SUPPLIED TEXT —
┌────────
Support Vector Machine
Chapter 9 of Statistical Learning. Starts form Maximal Margin Classifer, to Support Vector Classifier and finally to SVM.
Maximal Margin Classifier
In a p-dimension, a hyperplane is a flat affine subspace of dimension p-1. For example, in two dimension, a hyperplane is a line.
One intuitive way is to use hyperplane to classify data points. But there are inifinite way given it's possible to find one hyperplane. So find the hyperplane with the greatest minimal vertical distance from data point, named maximal margin classifier.
Note:
- The maximal margin hyperplane depends only on the few closest data points, which are called support vector.
- It may change a lot due to one data point.
Construction
Maximal margin hyperplane is the solution to the optimization problem: $$ maximize;M \\ subject; to ; \sum_{j=1}^p \beta_j^2 = 1 \\ y_i(\beta_0+\beta_1x_{i1}+...+\beta_px_{ip}) >= M ; \forall, i= 1,...,n $$ The second equation ensure that the vertical distance from any data point to the hyperplane is given by $$ y_i(\beta_0+\beta_1x_{i1}+...+\beta_px_{ip}) $$ So together, they ensure that each observation is on the correct side of the hyperplane and at least a distance M from the hyperplane.
└────────
PROMPT 1 — Copy out the support vector machine text from "Construction" up to and including "from the hyperplane.".
PROMPT 2 — Write what comes next in the support vector machine text, starting after its last sentence.
These lines have nothing to do with the support vector machine text.

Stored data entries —
┌────────
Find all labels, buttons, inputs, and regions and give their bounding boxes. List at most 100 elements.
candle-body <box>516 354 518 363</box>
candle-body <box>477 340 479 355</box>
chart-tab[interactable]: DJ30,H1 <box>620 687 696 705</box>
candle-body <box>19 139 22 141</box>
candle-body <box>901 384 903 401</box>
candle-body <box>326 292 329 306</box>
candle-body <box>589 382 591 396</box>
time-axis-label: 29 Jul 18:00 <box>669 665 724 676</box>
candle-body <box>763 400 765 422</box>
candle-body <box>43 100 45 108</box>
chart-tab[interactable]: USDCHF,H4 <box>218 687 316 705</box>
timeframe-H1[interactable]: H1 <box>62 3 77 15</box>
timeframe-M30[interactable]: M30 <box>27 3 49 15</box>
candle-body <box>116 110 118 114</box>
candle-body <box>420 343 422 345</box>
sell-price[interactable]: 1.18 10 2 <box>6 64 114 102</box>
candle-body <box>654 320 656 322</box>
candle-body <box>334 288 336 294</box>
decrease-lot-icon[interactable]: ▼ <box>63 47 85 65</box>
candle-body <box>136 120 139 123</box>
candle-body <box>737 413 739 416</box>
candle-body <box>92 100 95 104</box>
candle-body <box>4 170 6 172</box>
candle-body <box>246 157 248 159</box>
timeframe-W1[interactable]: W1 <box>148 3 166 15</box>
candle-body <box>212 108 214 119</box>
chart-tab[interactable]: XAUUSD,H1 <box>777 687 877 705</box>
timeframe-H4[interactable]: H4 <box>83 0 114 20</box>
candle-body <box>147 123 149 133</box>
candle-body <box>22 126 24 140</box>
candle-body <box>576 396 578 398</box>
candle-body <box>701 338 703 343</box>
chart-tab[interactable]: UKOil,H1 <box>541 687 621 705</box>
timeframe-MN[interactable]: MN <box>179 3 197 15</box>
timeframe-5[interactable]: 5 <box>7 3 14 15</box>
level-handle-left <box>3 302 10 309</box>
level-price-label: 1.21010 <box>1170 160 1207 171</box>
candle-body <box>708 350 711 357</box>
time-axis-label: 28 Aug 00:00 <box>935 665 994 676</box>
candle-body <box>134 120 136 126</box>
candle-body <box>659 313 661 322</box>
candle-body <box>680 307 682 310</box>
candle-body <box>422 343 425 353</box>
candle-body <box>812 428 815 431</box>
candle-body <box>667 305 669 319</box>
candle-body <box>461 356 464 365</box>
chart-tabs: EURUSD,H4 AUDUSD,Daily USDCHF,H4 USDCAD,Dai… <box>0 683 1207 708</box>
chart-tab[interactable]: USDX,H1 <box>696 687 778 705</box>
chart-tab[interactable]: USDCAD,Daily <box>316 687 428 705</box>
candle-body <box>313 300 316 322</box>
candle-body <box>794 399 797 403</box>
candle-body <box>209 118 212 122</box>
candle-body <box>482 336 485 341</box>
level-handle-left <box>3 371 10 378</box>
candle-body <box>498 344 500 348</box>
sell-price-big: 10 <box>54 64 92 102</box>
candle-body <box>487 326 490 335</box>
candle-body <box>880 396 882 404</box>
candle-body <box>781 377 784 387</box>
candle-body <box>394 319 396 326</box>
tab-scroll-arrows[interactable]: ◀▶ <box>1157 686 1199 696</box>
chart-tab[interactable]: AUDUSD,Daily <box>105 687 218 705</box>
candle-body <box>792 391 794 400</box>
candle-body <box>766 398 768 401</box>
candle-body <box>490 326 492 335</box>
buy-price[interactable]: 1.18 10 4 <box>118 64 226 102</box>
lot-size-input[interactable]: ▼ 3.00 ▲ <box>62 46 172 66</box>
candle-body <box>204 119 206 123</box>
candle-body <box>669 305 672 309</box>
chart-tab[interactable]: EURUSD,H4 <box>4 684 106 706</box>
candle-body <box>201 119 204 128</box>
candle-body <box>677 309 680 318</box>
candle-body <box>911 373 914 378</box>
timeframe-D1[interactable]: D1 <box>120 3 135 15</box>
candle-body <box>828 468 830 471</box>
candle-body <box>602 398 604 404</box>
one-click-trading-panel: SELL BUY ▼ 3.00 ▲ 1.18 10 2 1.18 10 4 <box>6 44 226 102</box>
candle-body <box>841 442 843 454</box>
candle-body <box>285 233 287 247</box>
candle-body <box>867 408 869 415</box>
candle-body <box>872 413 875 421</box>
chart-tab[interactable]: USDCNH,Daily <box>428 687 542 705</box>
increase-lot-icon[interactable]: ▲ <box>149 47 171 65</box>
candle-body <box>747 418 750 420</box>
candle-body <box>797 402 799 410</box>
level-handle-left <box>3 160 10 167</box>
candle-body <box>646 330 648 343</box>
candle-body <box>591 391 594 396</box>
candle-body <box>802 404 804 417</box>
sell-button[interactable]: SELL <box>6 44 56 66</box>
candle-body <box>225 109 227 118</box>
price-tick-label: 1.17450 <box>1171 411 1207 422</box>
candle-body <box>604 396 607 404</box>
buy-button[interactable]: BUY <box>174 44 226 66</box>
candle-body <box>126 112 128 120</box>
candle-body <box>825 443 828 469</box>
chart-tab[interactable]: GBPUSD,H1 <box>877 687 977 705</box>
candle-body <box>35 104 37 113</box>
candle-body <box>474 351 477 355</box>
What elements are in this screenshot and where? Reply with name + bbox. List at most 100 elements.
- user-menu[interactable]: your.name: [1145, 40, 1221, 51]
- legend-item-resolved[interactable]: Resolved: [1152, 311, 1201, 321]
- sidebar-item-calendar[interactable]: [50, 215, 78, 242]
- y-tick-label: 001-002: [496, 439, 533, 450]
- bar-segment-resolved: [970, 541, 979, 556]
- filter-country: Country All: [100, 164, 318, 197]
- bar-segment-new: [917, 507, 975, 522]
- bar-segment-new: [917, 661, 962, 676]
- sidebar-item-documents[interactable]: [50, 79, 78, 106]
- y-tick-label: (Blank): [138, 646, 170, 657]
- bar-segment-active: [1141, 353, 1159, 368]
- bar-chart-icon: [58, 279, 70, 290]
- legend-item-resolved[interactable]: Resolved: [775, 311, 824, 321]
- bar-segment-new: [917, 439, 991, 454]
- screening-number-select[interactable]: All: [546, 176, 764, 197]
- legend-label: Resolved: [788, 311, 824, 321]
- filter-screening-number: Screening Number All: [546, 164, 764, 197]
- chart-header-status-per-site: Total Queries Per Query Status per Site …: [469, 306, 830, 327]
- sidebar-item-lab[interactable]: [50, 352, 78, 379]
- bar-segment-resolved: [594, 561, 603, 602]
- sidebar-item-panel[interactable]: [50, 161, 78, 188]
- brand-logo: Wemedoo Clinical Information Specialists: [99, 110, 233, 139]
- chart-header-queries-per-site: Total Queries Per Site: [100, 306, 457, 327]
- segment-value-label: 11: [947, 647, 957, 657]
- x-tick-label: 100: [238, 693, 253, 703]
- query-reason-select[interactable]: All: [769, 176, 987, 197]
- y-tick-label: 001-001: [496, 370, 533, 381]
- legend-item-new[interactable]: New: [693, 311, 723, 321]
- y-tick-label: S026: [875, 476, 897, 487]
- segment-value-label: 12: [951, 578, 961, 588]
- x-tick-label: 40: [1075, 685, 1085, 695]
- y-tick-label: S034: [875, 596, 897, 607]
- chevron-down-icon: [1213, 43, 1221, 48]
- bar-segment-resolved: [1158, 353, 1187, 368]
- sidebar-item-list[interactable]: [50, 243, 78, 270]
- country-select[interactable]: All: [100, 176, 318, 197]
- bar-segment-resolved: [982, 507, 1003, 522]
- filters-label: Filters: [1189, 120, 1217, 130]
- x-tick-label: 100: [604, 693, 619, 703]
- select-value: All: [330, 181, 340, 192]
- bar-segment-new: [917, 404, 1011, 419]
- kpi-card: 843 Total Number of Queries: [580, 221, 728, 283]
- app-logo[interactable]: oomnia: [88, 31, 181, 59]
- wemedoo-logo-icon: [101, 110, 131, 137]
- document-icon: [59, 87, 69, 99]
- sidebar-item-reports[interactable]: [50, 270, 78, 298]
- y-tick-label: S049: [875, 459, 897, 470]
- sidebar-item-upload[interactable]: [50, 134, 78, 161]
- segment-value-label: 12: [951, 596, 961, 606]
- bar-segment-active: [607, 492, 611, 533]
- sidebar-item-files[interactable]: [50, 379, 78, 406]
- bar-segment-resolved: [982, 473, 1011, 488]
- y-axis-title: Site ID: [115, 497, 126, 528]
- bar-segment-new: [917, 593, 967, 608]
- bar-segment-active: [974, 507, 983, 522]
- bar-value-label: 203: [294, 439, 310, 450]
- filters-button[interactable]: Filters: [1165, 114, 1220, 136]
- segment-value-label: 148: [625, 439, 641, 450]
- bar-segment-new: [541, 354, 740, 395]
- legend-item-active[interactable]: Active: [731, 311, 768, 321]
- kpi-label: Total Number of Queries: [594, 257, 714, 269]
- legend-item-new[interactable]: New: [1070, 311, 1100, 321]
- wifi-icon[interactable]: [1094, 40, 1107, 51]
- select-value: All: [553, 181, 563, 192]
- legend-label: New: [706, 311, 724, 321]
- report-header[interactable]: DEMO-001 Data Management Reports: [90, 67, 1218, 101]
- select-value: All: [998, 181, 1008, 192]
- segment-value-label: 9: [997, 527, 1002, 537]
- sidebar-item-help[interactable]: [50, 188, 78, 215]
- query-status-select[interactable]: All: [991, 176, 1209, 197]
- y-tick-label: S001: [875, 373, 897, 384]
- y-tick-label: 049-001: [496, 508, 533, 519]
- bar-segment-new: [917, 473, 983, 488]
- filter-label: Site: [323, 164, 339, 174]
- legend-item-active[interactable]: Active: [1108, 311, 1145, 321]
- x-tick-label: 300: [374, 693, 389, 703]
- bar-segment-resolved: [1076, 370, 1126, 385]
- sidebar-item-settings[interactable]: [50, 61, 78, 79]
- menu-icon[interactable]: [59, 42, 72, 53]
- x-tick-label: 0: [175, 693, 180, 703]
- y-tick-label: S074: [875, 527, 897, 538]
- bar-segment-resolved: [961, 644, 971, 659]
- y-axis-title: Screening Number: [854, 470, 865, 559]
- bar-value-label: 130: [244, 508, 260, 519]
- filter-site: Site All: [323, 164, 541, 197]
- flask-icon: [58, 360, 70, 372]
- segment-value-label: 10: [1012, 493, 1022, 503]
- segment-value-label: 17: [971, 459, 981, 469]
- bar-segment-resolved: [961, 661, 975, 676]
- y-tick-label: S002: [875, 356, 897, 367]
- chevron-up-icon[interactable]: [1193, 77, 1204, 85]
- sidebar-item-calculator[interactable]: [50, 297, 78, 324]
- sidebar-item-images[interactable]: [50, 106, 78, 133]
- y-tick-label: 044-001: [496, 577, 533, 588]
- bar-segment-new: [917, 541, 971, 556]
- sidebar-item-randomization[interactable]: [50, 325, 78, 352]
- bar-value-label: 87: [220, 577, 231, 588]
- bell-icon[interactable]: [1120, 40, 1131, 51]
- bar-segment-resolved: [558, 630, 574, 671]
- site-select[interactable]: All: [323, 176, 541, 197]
└────────
RESULT 1 —
Construction
Maximal margin hyperplane is the solution to the optimization problem: $$ maximize;M \\ subject; to ; \sum_{j=1}^p \beta_j^2 = 1 \\ y_i(\beta_0+\beta_1x_{i1}+...+\beta_px_{ip}) >= M ; \forall, i= 1,...,n $$ The second equation ensure that the vertical distance from any data point to the hyperplane is given by $$ y_i(\beta_0+\beta_1x_{i1}+...+\beta_px_{ip}) $$ So together, they ensure that each observation is on the correct side of the hyperplane and at least a distance M from the hyperplane.

RESULT 2 —
However, the data points may not be separable. Then generalize it to support vector classifier.
Support Vector Classifier
Consider a classifier based on hyperplane but not perfectly separate the two classes in the interest of
- Greater robustness to individual observations
- Better classification of most of the training observations.
Construction
In this case the optimization problem becomes: $$ maximize;M \\ subject; to ; \sum_{j=1}^p \beta_j^2 = 1 \\ y_i(\beta_0+\beta_1x_{i1}+...+\beta_px_{ip}) \geq M(1-\epsilon_i) ; \forall, i= 1,...,n \\ \epsilon_i \geq 0, ; \sum_{i=1}^n\epsilon_i \leq C $$ where C is a nonnegative tuning parameter, can be thought as a budget for the amount that the margin can be violated by the n observations. When C is 0, it becomes maximal margin hyperplane optimization problem. In practice, C is generatlly chosen by cross-validation. It controls the bias-variance trade-off.
Similar to MMC, SVC has a nice property: only observations that lie on the margin or that violate the margin will affect the hyperplane. So if an observation lies strictly on the correct side of the margin, it does not affect the classifier. Observations that lie on the margin or wrong side of margin for their class are known as support vectors.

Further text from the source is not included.